Part of a data file:
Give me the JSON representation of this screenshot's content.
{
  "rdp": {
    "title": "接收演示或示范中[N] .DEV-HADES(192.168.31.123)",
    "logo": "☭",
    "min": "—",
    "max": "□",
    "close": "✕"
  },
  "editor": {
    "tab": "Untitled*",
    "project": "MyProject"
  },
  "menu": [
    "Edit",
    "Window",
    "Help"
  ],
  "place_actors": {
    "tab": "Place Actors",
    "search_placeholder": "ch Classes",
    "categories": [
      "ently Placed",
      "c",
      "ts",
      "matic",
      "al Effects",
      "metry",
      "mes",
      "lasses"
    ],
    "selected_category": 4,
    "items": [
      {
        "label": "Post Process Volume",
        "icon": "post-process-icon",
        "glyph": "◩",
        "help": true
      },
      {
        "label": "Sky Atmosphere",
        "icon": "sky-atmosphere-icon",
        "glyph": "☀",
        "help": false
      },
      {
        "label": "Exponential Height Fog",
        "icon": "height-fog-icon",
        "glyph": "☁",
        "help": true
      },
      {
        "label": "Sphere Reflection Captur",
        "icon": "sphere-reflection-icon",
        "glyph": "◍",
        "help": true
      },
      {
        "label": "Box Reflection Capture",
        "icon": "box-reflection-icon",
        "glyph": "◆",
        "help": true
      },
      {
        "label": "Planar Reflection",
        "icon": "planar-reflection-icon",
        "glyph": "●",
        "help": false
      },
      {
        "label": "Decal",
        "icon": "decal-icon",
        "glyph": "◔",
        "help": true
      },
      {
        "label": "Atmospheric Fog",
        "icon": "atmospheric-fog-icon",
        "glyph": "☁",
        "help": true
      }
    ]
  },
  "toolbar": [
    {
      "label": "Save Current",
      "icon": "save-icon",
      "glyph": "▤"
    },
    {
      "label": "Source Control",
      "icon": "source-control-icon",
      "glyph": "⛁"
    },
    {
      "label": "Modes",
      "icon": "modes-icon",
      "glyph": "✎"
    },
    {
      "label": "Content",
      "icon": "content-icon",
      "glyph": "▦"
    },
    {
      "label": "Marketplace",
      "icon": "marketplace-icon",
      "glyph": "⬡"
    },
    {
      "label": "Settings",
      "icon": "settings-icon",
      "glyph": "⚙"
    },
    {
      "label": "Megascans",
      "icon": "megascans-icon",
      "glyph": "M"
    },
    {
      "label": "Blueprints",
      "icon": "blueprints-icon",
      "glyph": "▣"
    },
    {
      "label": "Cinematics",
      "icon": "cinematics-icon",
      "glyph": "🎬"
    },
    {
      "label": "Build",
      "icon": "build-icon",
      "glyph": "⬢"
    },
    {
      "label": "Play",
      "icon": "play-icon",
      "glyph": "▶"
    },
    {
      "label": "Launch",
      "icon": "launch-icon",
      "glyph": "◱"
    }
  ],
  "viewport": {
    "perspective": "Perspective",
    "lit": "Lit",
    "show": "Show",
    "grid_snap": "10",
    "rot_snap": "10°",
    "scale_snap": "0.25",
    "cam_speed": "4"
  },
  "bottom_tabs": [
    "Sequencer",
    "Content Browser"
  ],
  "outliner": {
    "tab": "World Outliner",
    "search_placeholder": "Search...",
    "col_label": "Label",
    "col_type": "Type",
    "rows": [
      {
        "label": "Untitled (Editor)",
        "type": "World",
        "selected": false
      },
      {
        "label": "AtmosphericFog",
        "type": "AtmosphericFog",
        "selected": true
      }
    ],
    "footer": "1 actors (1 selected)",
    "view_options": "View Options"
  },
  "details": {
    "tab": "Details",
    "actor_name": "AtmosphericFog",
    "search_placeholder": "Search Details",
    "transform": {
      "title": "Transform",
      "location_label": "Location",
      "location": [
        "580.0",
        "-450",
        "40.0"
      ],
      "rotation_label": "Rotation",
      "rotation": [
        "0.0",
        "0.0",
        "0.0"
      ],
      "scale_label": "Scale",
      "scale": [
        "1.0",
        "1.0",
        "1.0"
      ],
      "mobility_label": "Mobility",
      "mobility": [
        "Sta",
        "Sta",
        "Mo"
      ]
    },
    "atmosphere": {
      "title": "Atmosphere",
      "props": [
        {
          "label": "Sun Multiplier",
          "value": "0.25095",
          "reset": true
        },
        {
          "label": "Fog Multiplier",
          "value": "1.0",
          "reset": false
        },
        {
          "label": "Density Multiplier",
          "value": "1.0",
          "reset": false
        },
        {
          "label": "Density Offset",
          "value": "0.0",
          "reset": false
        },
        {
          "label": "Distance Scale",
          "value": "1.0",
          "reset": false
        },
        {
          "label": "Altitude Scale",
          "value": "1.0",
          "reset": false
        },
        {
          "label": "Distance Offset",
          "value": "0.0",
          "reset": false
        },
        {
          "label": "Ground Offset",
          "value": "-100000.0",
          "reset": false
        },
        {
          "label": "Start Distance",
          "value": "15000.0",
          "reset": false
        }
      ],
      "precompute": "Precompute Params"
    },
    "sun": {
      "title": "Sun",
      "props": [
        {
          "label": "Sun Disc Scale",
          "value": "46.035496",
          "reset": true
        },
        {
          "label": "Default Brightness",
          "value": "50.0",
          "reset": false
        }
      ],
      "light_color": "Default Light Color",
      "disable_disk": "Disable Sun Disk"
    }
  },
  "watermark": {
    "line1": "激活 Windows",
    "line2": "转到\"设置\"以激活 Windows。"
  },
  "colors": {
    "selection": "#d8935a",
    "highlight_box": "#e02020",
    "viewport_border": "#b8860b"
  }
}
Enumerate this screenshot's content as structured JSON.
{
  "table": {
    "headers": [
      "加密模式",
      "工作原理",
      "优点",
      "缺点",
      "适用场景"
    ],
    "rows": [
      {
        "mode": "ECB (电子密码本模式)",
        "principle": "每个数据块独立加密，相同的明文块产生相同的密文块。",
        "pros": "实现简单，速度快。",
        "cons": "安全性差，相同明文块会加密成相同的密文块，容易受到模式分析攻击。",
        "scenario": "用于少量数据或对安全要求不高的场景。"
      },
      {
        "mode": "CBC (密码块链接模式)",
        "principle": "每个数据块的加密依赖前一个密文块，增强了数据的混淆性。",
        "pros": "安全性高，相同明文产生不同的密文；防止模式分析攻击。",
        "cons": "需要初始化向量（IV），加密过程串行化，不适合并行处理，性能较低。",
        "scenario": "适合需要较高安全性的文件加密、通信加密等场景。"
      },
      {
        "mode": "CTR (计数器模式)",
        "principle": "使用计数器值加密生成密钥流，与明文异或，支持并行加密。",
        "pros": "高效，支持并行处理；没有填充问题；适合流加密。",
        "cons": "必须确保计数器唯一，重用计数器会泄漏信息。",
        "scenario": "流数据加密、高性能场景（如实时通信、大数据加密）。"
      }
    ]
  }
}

PROBLEM STATEMENT: Quote all the records. Keep every word exact.

RESULT OF THE TASK:
Give me the JSON representation of this screenshot's content.
{
  "rdp": {
    "title": "接收演示或示范中[N] .DEV-HADES(192.168.31.123)",
    "logo": "☭",
    "min": "—",
    "max": "□",
    "close": "✕"
  },
  "editor": {
    "tab": "Untitled*",
    "project": "MyProject"
  },
  "menu": [
    "Edit",
    "Window",
    "Help"
  ],
  "place_actors": {
    "tab": "Place Actors",
    "search_placeholder": "ch Classes",
    "categories": [
      "ently Placed",
      "c",
      "ts",
      "matic",
      "al Effects",
      "metry",
      "mes",
      "lasses"
    ],
    "selected_category": 4,
    "items": [
      {
        "label": "Post Process Volume",
        "icon": "post-process-icon",
        "glyph": "◩",
        "help": true
      },
      {
        "label": "Sky Atmosphere",
        "icon": "sky-atmosphere-icon",
        "glyph": "☀",
        "help": false
      },
      {
        "label": "Exponential Height Fog",
        "icon": "height-fog-icon",
        "glyph": "☁",
        "help": true
      },
      {
        "label": "Sphere Reflection Captur",
        "icon": "sphere-reflection-icon",
        "glyph": "◍",
        "help": true
      },
      {
        "label": "Box Reflection Capture",
        "icon": "box-reflection-icon",
        "glyph": "◆",
        "help": true
      },
      {
        "label": "Planar Reflection",
        "icon": "planar-reflection-icon",
        "glyph": "●",
        "help": false
      },
      {
        "label": "Decal",
        "icon": "decal-icon",
        "glyph": "◔",
        "help": true
      },
      {
        "label": "Atmospheric Fog",
        "icon": "atmospheric-fog-icon",
        "glyph": "☁",
        "help": true
      }
    ]
  },
  "toolbar": [
    {
      "label": "Save Current",
      "icon": "save-icon",
      "glyph": "▤"
    },
    {
      "label": "Source Control",
      "icon": "source-control-icon",
      "glyph": "⛁"
    },
    {
      "label": "Modes",
      "icon": "modes-icon",
      "glyph": "✎"
    },
    {
      "label": "Content",
      "icon": "content-icon",
      "glyph": "▦"
    },
    {
      "label": "Marketplace",
      "icon": "marketplace-icon",
      "glyph": "⬡"
    },
    {
      "label": "Settings",
      "icon": "settings-icon",
      "glyph": "⚙"
    },
    {
      "label": "Megascans",
      "icon": "megascans-icon",
      "glyph": "M"
    },
    {
      "label": "Blueprints",
      "icon": "blueprints-icon",
      "glyph": "▣"
    },
    {
      "label": "Cinematics",
      "icon": "cinematics-icon",
      "glyph": "🎬"
    },
    {
      "label": "Build",
      "icon": "build-icon",
      "glyph": "⬢"
    },
    {
      "label": "Play",
      "icon": "play-icon",
      "glyph": "▶"
    },
    {
      "label": "Launch",
      "icon": "launch-icon",
      "glyph": "◱"
    }
  ],
  "viewport": {
    "perspective": "Perspective",
    "lit": "Lit",
    "show": "Show",
    "grid_snap": "10",
    "rot_snap": "10°",
    "scale_snap": "0.25",
    "cam_speed": "4"
  },
  "bottom_tabs": [
    "Sequencer",
    "Content Browser"
  ],
  "outliner": {
    "tab": "World Outliner",
    "search_placeholder": "Search...",
    "col_label": "Label",
    "col_type": "Type",
    "rows": [
      {
        "label": "Untitled (Editor)",
        "type": "World",
        "selected": false
      },
      {
        "label": "AtmosphericFog",
        "type": "AtmosphericFog",
        "selected": true
      }
    ],
    "footer": "1 actors (1 selected)",
    "view_options": "View Options"
  },
  "details": {
    "tab": "Details",
    "actor_name": "AtmosphericFog",
    "search_placeholder": "Search Details",
    "transform": {
      "title": "Transform",
      "location_label": "Location",
      "location": [
        "580.0",
        "-450",
        "40.0"
      ],
      "rotation_label": "Rotation",
      "rotation": [
        "0.0",
        "0.0",
        "0.0"
      ],
      "scale_label": "Scale",
      "scale": [
        "1.0",
        "1.0",
        "1.0"
      ],
      "mobility_label": "Mobility",
      "mobility": [
        "Sta",
        "Sta",
        "Mo"
      ]
    },
    "atmosphere": {
      "title": "Atmosphere",
      "props": [
        {
          "label": "Sun Multiplier",
          "value": "0.25095",
          "reset": true
        },
        {
          "label": "Fog Multiplier",
          "value": "1.0",
          "reset": false
        },
        {
          "label": "Density Multiplier",
          "value": "1.0",
          "reset": false
        },
        {
          "label": "Density Offset",
          "value": "0.0",
          "reset": false
        },
        {
          "label": "Distance Scale",
          "value": "1.0",
          "reset": false
        },
        {
          "label": "Altitude Scale",
          "value": "1.0",
          "reset": false
        },
        {
          "label": "Distance Offset",
          "value": "0.0",
          "reset": false
        },
        {
          "label": "Ground Offset",
          "value": "-100000.0",
          "reset": false
        },
        {
          "label": "Start Distance",
          "value": "15000.0",
          "reset": false
        }
      ],
      "precompute": "Precompute Params"
    },
    "sun": {
      "title": "Sun",
      "props": [
        {
          "label": "Sun Disc Scale",
          "value": "46.035496",
          "reset": true
        },
        {
          "label": "Default Brightness",
          "value": "50.0",
          "reset": false
        }
      ],
      "light_color": "Default Light Color",
      "disable_disk": "Disable Sun Disk"
    }
  },
  "watermark": {
    "line1": "激活 Windows",
    "line2": "转到\"设置\"以激活 Windows。"
  },
  "colors": {
    "selection": "#d8935a",
    "highlight_box": "#e02020",
    "viewport_border": "#b8860b"
  }
}
Enumerate this screenshot's content as structured JSON.
{
  "table": {
    "headers": [
      "加密模式",
      "工作原理",
      "优点",
      "缺点",
      "适用场景"
    ],
    "rows": [
      {
        "mode": "ECB (电子密码本模式)",
        "principle": "每个数据块独立加密，相同的明文块产生相同的密文块。",
        "pros": "实现简单，速度快。",
        "cons": "安全性差，相同明文块会加密成相同的密文块，容易受到模式分析攻击。",
        "scenario": "用于少量数据或对安全要求不高的场景。"
      },
      {
        "mode": "CBC (密码块链接模式)",
        "principle": "每个数据块的加密依赖前一个密文块，增强了数据的混淆性。",
        "pros": "安全性高，相同明文产生不同的密文；防止模式分析攻击。",
        "cons": "需要初始化向量（IV），加密过程串行化，不适合并行处理，性能较低。",
        "scenario": "适合需要较高安全性的文件加密、通信加密等场景。"
      },
      {
        "mode": "CTR (计数器模式)",
        "principle": "使用计数器值加密生成密钥流，与明文异或，支持并行加密。",
        "pros": "高效，支持并行处理；没有填充问题；适合流加密。",
        "cons": "必须确保计数器唯一，重用计数器会泄漏信息。",
        "scenario": "流数据加密、高性能场景（如实时通信、大数据加密）。"
      }
    ]
  }
}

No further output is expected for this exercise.